Written exercise — Copy nothing but the text: repeat each entry exactly and drop the images.

Exercise inputs —
* * * * * * *
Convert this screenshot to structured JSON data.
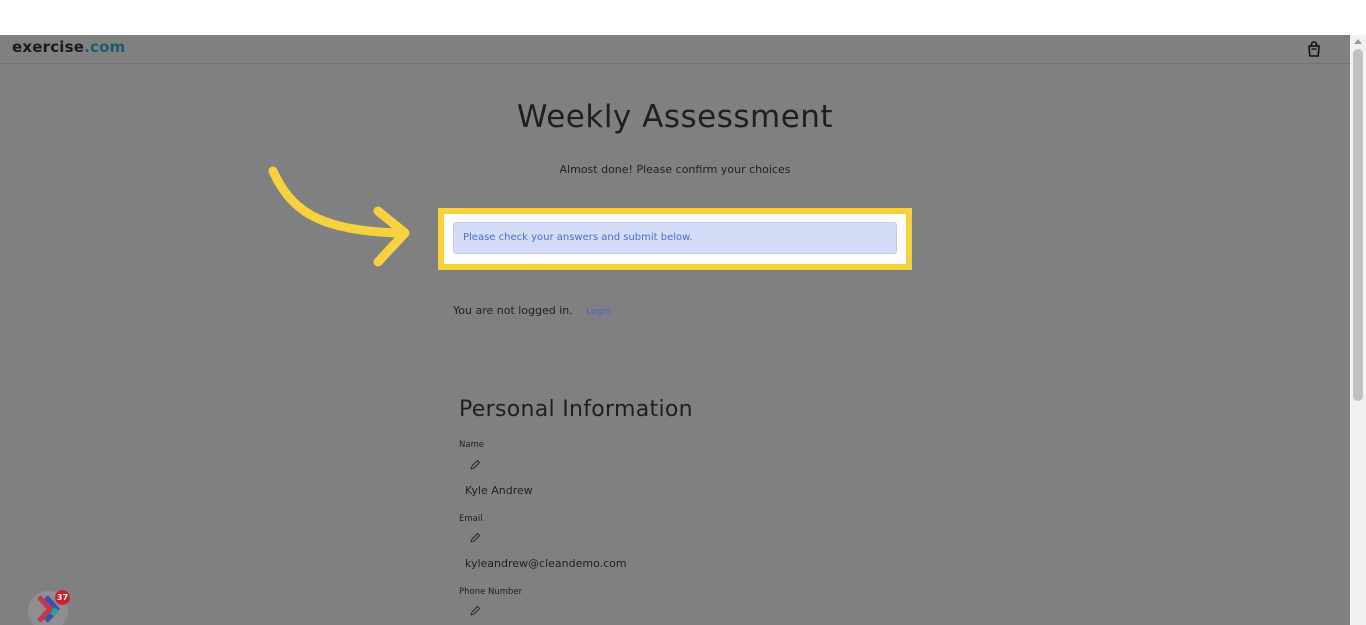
{
  "navbar": {
    "brand_name": "exercise",
    "brand_tld": ".com",
    "cart_icon": "shopping-bag-icon"
  },
  "header": {
    "title": "Weekly Assessment",
    "subtitle": "Almost done! Please confirm your choices"
  },
  "alert": {
    "message": "Please check your answers and submit below."
  },
  "auth": {
    "status_text": "You are not logged in.",
    "login_label": "Login"
  },
  "personal_info": {
    "title": "Personal Information",
    "fields": [
      {
        "label": "Name",
        "value": "Kyle Andrew"
      },
      {
        "label": "Email",
        "value": "kyleandrew@cleandemo.com"
      },
      {
        "label": "Phone Number",
        "value": ""
      }
    ],
    "edit_icon": "pencil-icon"
  },
  "widget": {
    "badge_count": "37"
  },
  "colors": {
    "overlay": "#808080",
    "highlight": "#f7d23e",
    "alert_bg": "#d4dcf8",
    "alert_text": "#4a6de0",
    "link": "#3d63d6",
    "brand_tld": "#1d5a6e",
    "badge": "#c8232c"
  }
}
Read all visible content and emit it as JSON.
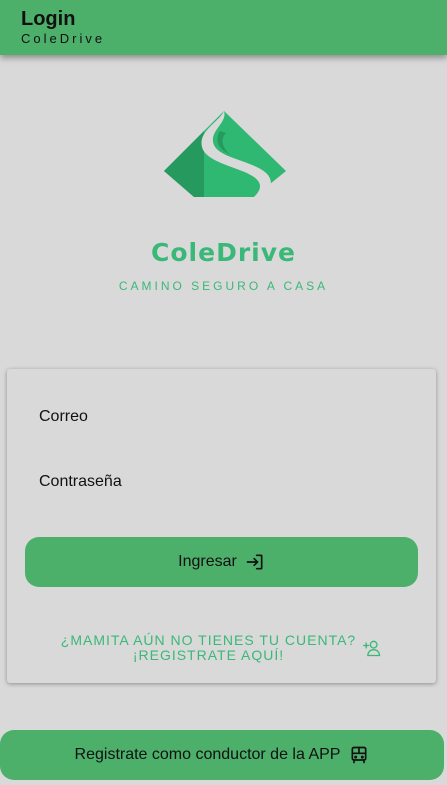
{
  "appbar": {
    "title": "Login",
    "subtitle": "ColeDrive"
  },
  "brand": {
    "name": "ColeDrive",
    "tagline": "CAMINO SEGURO A CASA",
    "logo_icon": "road-diamond-logo"
  },
  "login_form": {
    "email_label": "Correo",
    "email_value": "",
    "password_label": "Contraseña",
    "password_value": "",
    "submit_label": "Ingresar",
    "submit_icon": "login-icon",
    "register_line1": "¿MAMITA AÚN NO TIENES TU CUENTA?",
    "register_line2": "¡REGISTRATE AQUÍ!",
    "register_icon": "add-user-icon"
  },
  "driver_button": {
    "label": "Registrate como conductor de la APP",
    "icon": "bus-icon"
  },
  "colors": {
    "primary": "#4caf6a",
    "accent_text": "#3ab878",
    "background": "#d9d9d9"
  }
}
* * * * * * *
Output of the exercise —
Convert this screenshot to structured JSON data.
{
  "navbar": {
    "brand_name": "exercise",
    "brand_tld": ".com",
    "cart_icon": "shopping-bag-icon"
  },
  "header": {
    "title": "Weekly Assessment",
    "subtitle": "Almost done! Please confirm your choices"
  },
  "alert": {
    "message": "Please check your answers and submit below."
  },
  "auth": {
    "status_text": "You are not logged in.",
    "login_label": "Login"
  },
  "personal_info": {
    "title": "Personal Information",
    "fields": [
      {
        "label": "Name",
        "value": "Kyle Andrew"
      },
      {
        "label": "Email",
        "value": "kyleandrew@cleandemo.com"
      },
      {
        "label": "Phone Number",
        "value": ""
      }
    ],
    "edit_icon": "pencil-icon"
  },
  "widget": {
    "badge_count": "37"
  },
  "colors": {
    "overlay": "#808080",
    "highlight": "#f7d23e",
    "alert_bg": "#d4dcf8",
    "alert_text": "#4a6de0",
    "link": "#3d63d6",
    "brand_tld": "#1d5a6e",
    "badge": "#c8232c"
  }
}
Read all visible content and emit it as JSON.
{
  "appbar": {
    "title": "Login",
    "subtitle": "ColeDrive"
  },
  "brand": {
    "name": "ColeDrive",
    "tagline": "CAMINO SEGURO A CASA",
    "logo_icon": "road-diamond-logo"
  },
  "login_form": {
    "email_label": "Correo",
    "email_value": "",
    "password_label": "Contraseña",
    "password_value": "",
    "submit_label": "Ingresar",
    "submit_icon": "login-icon",
    "register_line1": "¿MAMITA AÚN NO TIENES TU CUENTA?",
    "register_line2": "¡REGISTRATE AQUÍ!",
    "register_icon": "add-user-icon"
  },
  "driver_button": {
    "label": "Registrate como conductor de la APP",
    "icon": "bus-icon"
  },
  "colors": {
    "primary": "#4caf6a",
    "accent_text": "#3ab878",
    "background": "#d9d9d9"
  }
}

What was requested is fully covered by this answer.